Text segment:
----------------

San Diego, today the eighth-largest city in the United States, was Lilliputian with a population of roughly 32,000. Both San Francisco and Los Angeles had a few hundred thousand citizens each; San Francisco was even hosting a competing expo, the Panama-Pacific International Exposition.

But on July 9, 1909, prominent San Diego banker G. Aubrey Davidson suggested his city, a toddling beach community located in the big toe of the Golden State, host an exhibition to celebrate the human-made marvels opening. If the event made the city a household name and helped it bounce back from the economic Panic of 1907, so much the better.

Right on schedule, New Years Day 1915, the Panama-California Exposition in the newly named Balboa Park welcomed the world. While the expo has vanished into the ether, the park remains. The San Diego Tourism Authority calls Balboa Park the "Smithsonian of the West" and the "largest urban cultural park in North America," saying the park's size of almost 1,200 acres exceeds that of Central Park.

It is fitting that Balboa Park is the guest of honor as the city celebrates the expos centennial. A good place to start a visit is the Marston House Museum and Gardens, former home of one-time San Diego department store owner and philanthropist George W. Marston. Marston donated much of the land that became Balboa Park. The house, built in 1905, draws visitors every year as a prime example of the Arts and Crafts architectural style.

This years visitors to the Marston House can help themselves to a sample of life in 1915. Commemorative pillows, plates, purses and other souvenirs that fairgoers took home from the expo, including oddities such as a genuine miners ore bag, have been dusted off and are on display. A posted advertisement by the Santa Fe Railroad tells readers about scary events going on in the outside world: Open on time: War will not affect the 1915 Panama Expositions. The conflict that would become known as the Great War was setting Europe ablaze.

----------------

Set tasks:
A - In the passage on San Diego's 1915 exposition, in what year was the Marston House built?
B - Reproduce word for word the part of the passage on San Diego's 1915 exposition from "This years visitors" up to and including "setting Europe ablaze.".
C - Write the next part of the passage on San Diego's 1915 exposition, picking up after its final sentence.

Data excerpt:

----------------

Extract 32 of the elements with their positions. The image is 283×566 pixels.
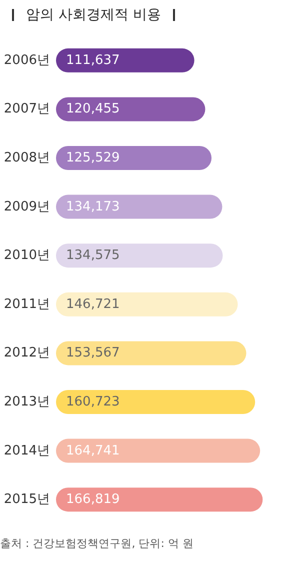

----------------

Results for each task:
A - 1905

B -
This years visitors to the Marston House can help themselves to a sample of life in 1915. Commemorative pillows, plates, purses and other souvenirs that fairgoers took home from the expo, including oddities such as a genuine miners ore bag, have been dusted off and are on display. A posted advertisement by the Santa Fe Railroad tells readers about scary events going on in the outside world: Open on time: War will not affect the 1915 Panama Expositions. The conflict that would become known as the Great War was setting Europe ablaze.

C -
The next step is to visit the San Diego History Center. In the yearlong special exhibit San Diego Invites the World: The 1915 Expo, descriptions of the fair give 21st-century visitors the opportunity to decide what they would see and do if they were walking the grounds 100 years ago.

Then again, many did not walk the grounds. Some chose to traverse the fair by way of an electriquette. Few pedestrians could wander the property without seeing these wicker-covered electric-powered vehicles that could move at 3.5 miles per hour. Based on similar electric carts that had transported Boardwalk denizens of Atlantic City, New Jersey, for several years, electriquettes proved as hot an item as ice cream cones in August. One display says that by August 1915, the fleet of electriquettes had logged 143,000 miles.

Next up is the Botanical Building, which dazzles with a reflection pond called Laguna de Las Flores, or the flower lagoon. The California Quadrangle was dominated by a bell tower of Spanish design and became the 1915 fairs symbol. One could sip oolong tea at the Japanese Tea House and sample baked goods at the Foreign and Domestic Industries building. Additionally, the works of American painter Robert Henri dominated a small but potent display of contemporary art that afforded a teasing look at the future Ashcan school of art.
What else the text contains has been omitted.